Please repeat the data below exactly, from the line with "column-divider: [793, 616, 794, 644]" to the line with "section-title: Order properties: [497, 649, 592, 663]", and nothing else.

*SUPPLIED INFORMATION*:
>> begin

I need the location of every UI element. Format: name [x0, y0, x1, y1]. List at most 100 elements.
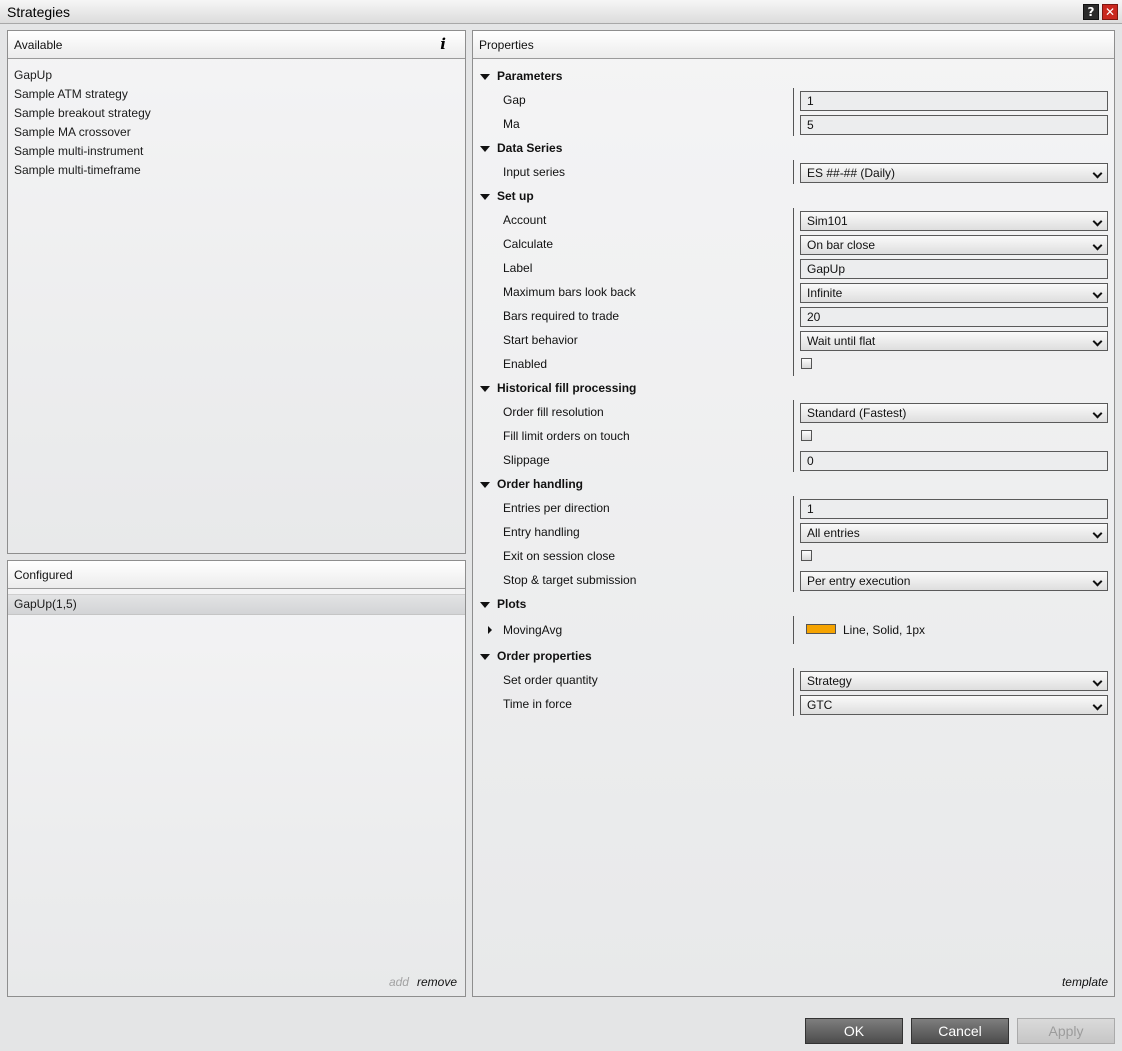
column-divider: [793, 616, 794, 644]
column-divider: [793, 304, 794, 328]
window-titlebar: Strategies ? ✕: [0, 0, 1122, 24]
column-divider: [793, 352, 794, 376]
property-label: Bars required to trade: [503, 309, 620, 323]
section-title: Order properties: [497, 649, 592, 663]
plot-color-swatch[interactable]: [806, 624, 836, 634]
property-row-calculate: Calculate On bar close: [473, 232, 1114, 256]
collapse-triangle-icon[interactable]: [480, 386, 490, 392]
section-title: Parameters: [497, 69, 563, 83]
apply-button[interactable]: Apply: [1017, 1018, 1115, 1044]
property-row-set-order-quantity: Set order quantity Strategy: [473, 668, 1114, 692]
section-historical-fill[interactable]: Historical fill processing: [473, 376, 1114, 400]
help-icon[interactable]: ?: [1083, 4, 1099, 20]
collapse-triangle-icon[interactable]: [480, 654, 490, 660]
property-label: MovingAvg: [503, 623, 563, 637]
window-title: Strategies: [7, 4, 71, 20]
collapse-triangle-icon[interactable]: [480, 194, 490, 200]
section-set-up[interactable]: Set up: [473, 184, 1114, 208]
expand-triangle-icon[interactable]: [488, 626, 492, 634]
set-order-quantity-select[interactable]: Strategy: [800, 671, 1108, 691]
strategy-item-sample-atm[interactable]: Sample ATM strategy: [8, 85, 465, 104]
select-value: Strategy: [807, 674, 852, 688]
bars-required-input[interactable]: 20: [800, 307, 1108, 327]
property-row-input-series: Input series ES ##-## (Daily): [473, 160, 1114, 184]
section-data-series[interactable]: Data Series: [473, 136, 1114, 160]
entries-per-direction-input[interactable]: 1: [800, 499, 1108, 519]
calculate-select[interactable]: On bar close: [800, 235, 1108, 255]
property-row-moving-avg: MovingAvg Line, Solid, 1px: [473, 616, 1114, 644]
time-in-force-select[interactable]: GTC: [800, 695, 1108, 715]
section-order-handling[interactable]: Order handling: [473, 472, 1114, 496]
account-select[interactable]: Sim101: [800, 211, 1108, 231]
column-divider: [793, 256, 794, 280]
column-divider: [793, 424, 794, 448]
enabled-checkbox[interactable]: [801, 358, 812, 369]
close-icon[interactable]: ✕: [1102, 4, 1118, 20]
column-divider: [793, 280, 794, 304]
column-divider: [793, 668, 794, 692]
strategy-item-sample-ma-crossover[interactable]: Sample MA crossover: [8, 123, 465, 142]
property-row-bars-required: Bars required to trade 20: [473, 304, 1114, 328]
section-order-properties[interactable]: Order properties: [473, 644, 1114, 668]
section-plots[interactable]: Plots: [473, 592, 1114, 616]
select-value: Standard (Fastest): [807, 406, 907, 420]
input-series-select[interactable]: ES ##-## (Daily): [800, 163, 1108, 183]
configured-actions: add remove: [389, 975, 457, 989]
column-divider: [793, 448, 794, 472]
property-label: Enabled: [503, 357, 548, 371]
chevron-down-icon: [1092, 168, 1103, 179]
configured-item-gapup[interactable]: GapUp(1,5): [8, 594, 465, 615]
section-parameters[interactable]: Parameters: [473, 64, 1114, 88]
property-label: Set order quantity: [503, 673, 598, 687]
property-label: Input series: [503, 165, 566, 179]
section-title: Data Series: [497, 141, 563, 155]
entry-handling-select[interactable]: All entries: [800, 523, 1108, 543]
order-fill-resolution-select[interactable]: Standard (Fastest): [800, 403, 1108, 423]
configured-header: Configured: [8, 561, 465, 589]
column-divider: [793, 88, 794, 112]
stop-target-submission-select[interactable]: Per entry execution: [800, 571, 1108, 591]
strategy-item-sample-multi-instrument[interactable]: Sample multi-instrument: [8, 142, 465, 161]
start-behavior-select[interactable]: Wait until flat: [800, 331, 1108, 351]
chevron-down-icon: [1092, 676, 1103, 687]
property-label: Fill limit orders on touch: [503, 429, 630, 443]
collapse-triangle-icon[interactable]: [480, 146, 490, 152]
column-divider: [793, 112, 794, 136]
cancel-button[interactable]: Cancel: [911, 1018, 1009, 1044]
collapse-triangle-icon[interactable]: [480, 482, 490, 488]
property-row-max-bars-look-back: Maximum bars look back Infinite: [473, 280, 1114, 304]
property-label: Label: [503, 261, 533, 275]
property-label: Account: [503, 213, 547, 227]
collapse-triangle-icon[interactable]: [480, 602, 490, 608]
max-bars-look-back-select[interactable]: Infinite: [800, 283, 1108, 303]
available-strategy-list: GapUp Sample ATM strategy Sample breakou…: [8, 66, 465, 180]
ma-input[interactable]: 5: [800, 115, 1108, 135]
property-label: Entry handling: [503, 525, 580, 539]
info-icon[interactable]: i: [440, 35, 446, 53]
add-button[interactable]: add: [389, 975, 409, 989]
property-label: Time in force: [503, 697, 572, 711]
exit-on-session-close-checkbox[interactable]: [801, 550, 812, 561]
column-divider: [793, 400, 794, 424]
configured-panel: Configured GapUp(1,5) add remove: [7, 560, 466, 997]
gap-input[interactable]: 1: [800, 91, 1108, 111]
select-value: On bar close: [807, 238, 876, 252]
column-divider: [793, 208, 794, 232]
property-label: Exit on session close: [503, 549, 616, 563]
chevron-down-icon: [1092, 288, 1103, 299]
ok-button[interactable]: OK: [805, 1018, 903, 1044]
select-value: All entries: [807, 526, 860, 540]
template-link[interactable]: template: [1062, 975, 1108, 989]
strategy-item-sample-multi-timeframe[interactable]: Sample multi-timeframe: [8, 161, 465, 180]
column-divider: [793, 328, 794, 352]
label-input[interactable]: GapUp: [800, 259, 1108, 279]
remove-button[interactable]: remove: [417, 975, 457, 989]
strategy-item-sample-breakout[interactable]: Sample breakout strategy: [8, 104, 465, 123]
collapse-triangle-icon[interactable]: [480, 74, 490, 80]
fill-limit-on-touch-checkbox[interactable]: [801, 430, 812, 441]
select-value: ES ##-## (Daily): [807, 166, 896, 180]
property-label: Maximum bars look back: [503, 285, 636, 299]
slippage-input[interactable]: 0: [800, 451, 1108, 471]
property-label: Stop & target submission: [503, 573, 637, 587]
strategy-item-gapup[interactable]: GapUp: [8, 66, 465, 85]
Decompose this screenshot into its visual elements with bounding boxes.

>> end

*RESULT BELOW*:
column-divider: [793, 616, 794, 644]
column-divider: [793, 304, 794, 328]
window-titlebar: Strategies ? ✕: [0, 0, 1122, 24]
column-divider: [793, 352, 794, 376]
property-label: Bars required to trade: [503, 309, 620, 323]
section-title: Order properties: [497, 649, 592, 663]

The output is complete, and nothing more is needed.